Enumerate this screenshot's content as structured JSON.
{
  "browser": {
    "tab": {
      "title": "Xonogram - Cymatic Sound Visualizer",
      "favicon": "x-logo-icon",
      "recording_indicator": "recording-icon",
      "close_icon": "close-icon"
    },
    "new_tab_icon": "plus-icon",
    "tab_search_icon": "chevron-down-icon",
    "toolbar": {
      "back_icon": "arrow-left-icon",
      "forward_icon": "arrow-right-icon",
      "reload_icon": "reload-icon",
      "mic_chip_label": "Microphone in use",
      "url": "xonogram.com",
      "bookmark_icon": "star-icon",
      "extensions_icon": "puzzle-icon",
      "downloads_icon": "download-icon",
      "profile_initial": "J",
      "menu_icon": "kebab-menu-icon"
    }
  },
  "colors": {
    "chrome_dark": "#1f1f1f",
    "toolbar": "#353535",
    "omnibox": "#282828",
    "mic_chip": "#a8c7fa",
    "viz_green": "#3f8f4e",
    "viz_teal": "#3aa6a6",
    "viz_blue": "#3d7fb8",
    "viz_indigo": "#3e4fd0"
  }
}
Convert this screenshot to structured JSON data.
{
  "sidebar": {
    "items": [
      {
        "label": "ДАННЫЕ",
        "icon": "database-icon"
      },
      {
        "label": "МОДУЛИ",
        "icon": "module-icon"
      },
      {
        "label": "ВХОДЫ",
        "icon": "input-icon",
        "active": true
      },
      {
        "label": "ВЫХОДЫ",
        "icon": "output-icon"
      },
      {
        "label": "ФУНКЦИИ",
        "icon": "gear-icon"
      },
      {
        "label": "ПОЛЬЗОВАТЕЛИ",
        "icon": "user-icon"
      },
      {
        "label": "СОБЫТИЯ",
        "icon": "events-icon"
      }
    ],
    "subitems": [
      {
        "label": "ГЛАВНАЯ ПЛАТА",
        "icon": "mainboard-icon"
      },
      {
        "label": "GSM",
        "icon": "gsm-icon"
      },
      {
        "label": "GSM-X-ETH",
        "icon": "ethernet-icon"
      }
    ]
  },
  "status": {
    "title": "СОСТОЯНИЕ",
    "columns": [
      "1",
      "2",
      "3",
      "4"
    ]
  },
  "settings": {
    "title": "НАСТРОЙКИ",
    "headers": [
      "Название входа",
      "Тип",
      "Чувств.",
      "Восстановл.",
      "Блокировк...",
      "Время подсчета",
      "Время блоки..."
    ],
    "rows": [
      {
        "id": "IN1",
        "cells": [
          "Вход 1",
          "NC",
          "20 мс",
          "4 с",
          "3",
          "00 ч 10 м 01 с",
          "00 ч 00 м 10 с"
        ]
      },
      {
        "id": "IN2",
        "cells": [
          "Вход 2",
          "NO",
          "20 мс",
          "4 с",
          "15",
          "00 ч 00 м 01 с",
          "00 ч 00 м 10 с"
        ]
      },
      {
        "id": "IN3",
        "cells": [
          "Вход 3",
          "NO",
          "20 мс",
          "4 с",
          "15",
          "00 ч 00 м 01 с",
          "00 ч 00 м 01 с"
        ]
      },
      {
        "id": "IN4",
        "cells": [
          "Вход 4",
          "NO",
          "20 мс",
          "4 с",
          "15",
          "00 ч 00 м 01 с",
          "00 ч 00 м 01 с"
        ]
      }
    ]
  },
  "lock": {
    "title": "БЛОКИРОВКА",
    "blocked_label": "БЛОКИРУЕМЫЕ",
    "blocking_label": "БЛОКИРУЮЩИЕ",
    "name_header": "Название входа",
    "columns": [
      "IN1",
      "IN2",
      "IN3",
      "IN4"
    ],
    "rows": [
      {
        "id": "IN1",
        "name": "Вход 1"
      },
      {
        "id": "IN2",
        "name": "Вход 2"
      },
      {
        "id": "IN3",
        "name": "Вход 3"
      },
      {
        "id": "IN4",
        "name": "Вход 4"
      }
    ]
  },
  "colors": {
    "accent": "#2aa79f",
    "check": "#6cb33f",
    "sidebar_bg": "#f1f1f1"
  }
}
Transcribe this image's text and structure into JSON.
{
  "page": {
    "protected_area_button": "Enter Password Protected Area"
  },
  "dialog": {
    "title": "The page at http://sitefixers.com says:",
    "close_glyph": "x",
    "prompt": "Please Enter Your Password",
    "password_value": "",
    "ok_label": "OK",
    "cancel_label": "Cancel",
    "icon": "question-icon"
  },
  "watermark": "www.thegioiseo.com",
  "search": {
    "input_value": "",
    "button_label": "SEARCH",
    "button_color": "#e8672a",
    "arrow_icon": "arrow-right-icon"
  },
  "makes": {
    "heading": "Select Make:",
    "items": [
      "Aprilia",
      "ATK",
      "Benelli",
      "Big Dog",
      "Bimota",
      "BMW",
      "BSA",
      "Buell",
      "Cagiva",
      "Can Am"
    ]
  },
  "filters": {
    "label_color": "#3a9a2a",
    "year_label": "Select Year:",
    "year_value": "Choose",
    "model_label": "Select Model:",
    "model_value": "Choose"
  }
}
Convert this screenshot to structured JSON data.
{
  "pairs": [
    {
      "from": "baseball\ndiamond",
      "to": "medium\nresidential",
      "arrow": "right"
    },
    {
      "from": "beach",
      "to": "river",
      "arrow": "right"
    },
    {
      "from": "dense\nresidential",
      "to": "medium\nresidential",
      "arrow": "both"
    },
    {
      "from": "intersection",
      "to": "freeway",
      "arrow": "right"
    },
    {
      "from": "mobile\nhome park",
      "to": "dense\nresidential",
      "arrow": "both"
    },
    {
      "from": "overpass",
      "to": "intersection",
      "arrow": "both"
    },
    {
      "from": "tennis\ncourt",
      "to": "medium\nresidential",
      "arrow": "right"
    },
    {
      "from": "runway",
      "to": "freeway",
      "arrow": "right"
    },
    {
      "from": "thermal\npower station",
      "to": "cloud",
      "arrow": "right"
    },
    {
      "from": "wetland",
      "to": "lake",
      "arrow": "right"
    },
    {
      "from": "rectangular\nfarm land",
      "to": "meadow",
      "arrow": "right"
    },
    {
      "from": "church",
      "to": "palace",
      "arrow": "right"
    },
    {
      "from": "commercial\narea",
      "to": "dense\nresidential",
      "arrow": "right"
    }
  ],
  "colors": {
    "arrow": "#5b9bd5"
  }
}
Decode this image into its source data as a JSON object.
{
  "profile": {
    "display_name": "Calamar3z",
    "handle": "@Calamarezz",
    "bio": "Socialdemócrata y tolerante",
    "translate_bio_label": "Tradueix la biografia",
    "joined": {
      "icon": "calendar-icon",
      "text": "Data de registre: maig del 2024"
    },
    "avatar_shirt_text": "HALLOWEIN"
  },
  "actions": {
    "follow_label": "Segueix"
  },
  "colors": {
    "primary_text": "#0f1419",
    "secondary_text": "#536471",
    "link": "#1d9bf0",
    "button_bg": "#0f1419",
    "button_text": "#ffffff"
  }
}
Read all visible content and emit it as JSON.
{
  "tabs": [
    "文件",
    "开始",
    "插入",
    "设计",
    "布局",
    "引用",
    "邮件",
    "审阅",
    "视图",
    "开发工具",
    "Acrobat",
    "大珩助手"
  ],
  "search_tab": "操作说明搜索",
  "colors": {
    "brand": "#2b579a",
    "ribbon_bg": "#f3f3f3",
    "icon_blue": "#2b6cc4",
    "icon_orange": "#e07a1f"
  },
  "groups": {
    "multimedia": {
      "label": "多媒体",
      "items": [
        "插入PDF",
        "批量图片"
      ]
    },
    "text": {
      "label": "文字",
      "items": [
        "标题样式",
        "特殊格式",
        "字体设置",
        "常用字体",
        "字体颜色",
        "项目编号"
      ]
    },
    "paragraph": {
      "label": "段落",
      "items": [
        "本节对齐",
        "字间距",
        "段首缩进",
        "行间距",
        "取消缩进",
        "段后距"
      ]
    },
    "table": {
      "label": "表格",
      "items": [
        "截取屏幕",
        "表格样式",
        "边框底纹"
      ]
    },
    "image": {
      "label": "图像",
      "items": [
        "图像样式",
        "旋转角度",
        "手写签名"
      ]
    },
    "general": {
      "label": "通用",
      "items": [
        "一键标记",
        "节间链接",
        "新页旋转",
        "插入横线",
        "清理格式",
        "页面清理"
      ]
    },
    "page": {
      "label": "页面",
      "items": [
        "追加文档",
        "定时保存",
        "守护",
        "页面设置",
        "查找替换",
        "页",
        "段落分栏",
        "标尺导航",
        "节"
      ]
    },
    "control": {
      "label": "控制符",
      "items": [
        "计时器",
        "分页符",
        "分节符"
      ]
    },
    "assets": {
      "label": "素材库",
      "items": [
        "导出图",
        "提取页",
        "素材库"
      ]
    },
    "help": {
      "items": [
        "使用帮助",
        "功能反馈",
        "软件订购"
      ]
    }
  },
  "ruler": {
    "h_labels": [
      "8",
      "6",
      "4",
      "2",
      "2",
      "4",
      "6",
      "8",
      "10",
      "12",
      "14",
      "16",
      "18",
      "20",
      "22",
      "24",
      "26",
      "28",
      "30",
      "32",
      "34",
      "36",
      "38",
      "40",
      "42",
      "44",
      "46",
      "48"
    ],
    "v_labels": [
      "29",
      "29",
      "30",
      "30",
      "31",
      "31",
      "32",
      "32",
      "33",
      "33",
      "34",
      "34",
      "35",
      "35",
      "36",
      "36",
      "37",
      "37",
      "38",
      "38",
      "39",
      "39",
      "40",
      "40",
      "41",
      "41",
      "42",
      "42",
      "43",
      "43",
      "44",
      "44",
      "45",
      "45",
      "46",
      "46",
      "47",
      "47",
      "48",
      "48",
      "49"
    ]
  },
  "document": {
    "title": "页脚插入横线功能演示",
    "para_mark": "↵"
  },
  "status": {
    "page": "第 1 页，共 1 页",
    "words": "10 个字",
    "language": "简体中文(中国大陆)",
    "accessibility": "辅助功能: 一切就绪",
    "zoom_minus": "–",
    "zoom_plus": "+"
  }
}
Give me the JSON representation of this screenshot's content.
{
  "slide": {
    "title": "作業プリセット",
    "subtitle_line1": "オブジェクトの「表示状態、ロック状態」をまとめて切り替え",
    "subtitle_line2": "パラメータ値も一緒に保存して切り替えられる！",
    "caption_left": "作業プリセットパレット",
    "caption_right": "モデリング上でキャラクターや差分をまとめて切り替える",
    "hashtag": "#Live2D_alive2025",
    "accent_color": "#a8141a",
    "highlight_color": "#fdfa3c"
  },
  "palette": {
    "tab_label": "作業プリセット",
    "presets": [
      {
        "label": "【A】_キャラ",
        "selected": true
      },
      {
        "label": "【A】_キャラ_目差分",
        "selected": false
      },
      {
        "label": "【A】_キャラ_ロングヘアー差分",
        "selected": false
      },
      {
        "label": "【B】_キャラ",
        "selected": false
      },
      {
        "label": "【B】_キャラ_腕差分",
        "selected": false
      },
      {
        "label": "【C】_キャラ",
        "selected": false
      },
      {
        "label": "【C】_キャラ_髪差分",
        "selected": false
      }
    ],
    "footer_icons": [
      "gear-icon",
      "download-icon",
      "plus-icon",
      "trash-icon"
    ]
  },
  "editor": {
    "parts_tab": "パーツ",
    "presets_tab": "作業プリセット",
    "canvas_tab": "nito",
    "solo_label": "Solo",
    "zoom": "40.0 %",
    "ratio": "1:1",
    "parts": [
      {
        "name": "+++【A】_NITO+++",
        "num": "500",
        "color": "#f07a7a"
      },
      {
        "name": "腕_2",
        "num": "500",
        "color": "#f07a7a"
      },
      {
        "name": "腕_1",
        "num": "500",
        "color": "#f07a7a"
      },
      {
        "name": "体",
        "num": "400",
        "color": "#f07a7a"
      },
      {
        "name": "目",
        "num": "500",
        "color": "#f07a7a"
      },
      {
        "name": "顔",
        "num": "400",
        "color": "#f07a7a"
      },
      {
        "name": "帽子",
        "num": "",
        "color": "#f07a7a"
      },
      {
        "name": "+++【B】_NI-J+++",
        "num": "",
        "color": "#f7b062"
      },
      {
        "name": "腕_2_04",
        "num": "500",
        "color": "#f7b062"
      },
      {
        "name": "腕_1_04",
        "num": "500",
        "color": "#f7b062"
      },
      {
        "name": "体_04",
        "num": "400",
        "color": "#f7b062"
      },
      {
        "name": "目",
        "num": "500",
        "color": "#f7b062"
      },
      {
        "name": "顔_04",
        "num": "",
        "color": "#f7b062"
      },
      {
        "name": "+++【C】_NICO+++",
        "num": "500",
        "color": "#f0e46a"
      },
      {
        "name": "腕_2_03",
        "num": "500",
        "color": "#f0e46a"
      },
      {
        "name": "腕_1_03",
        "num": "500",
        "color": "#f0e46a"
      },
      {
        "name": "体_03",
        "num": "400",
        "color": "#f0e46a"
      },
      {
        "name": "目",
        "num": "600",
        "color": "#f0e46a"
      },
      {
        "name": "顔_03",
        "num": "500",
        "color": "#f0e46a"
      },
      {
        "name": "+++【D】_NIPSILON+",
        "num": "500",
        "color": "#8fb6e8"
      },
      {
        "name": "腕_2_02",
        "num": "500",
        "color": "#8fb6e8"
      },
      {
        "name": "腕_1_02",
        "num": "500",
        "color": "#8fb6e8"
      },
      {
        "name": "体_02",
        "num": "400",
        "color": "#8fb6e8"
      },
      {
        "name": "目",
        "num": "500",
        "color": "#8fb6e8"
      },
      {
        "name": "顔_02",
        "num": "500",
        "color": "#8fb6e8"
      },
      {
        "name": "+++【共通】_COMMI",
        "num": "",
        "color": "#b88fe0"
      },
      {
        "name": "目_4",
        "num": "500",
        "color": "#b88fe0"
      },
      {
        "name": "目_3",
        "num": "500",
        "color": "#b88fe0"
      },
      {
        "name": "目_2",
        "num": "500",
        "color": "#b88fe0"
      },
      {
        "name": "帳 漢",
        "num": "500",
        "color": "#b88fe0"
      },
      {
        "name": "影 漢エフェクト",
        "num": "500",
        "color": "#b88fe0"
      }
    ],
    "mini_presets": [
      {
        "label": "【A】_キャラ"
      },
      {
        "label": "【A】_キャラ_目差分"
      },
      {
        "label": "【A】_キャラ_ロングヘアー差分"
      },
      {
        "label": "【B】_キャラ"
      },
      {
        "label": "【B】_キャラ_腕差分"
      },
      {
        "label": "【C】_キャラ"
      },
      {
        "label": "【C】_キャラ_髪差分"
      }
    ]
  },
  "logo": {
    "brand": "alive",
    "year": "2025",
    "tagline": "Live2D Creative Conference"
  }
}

* * *

> _WRITTEN REQUEST_: Which lines contain "image"? Copy each of them.

> _THE RESULT_:
Transcribe this image's text and structure into JSON.
Decode this image into its source data as a JSON object.
    "image": {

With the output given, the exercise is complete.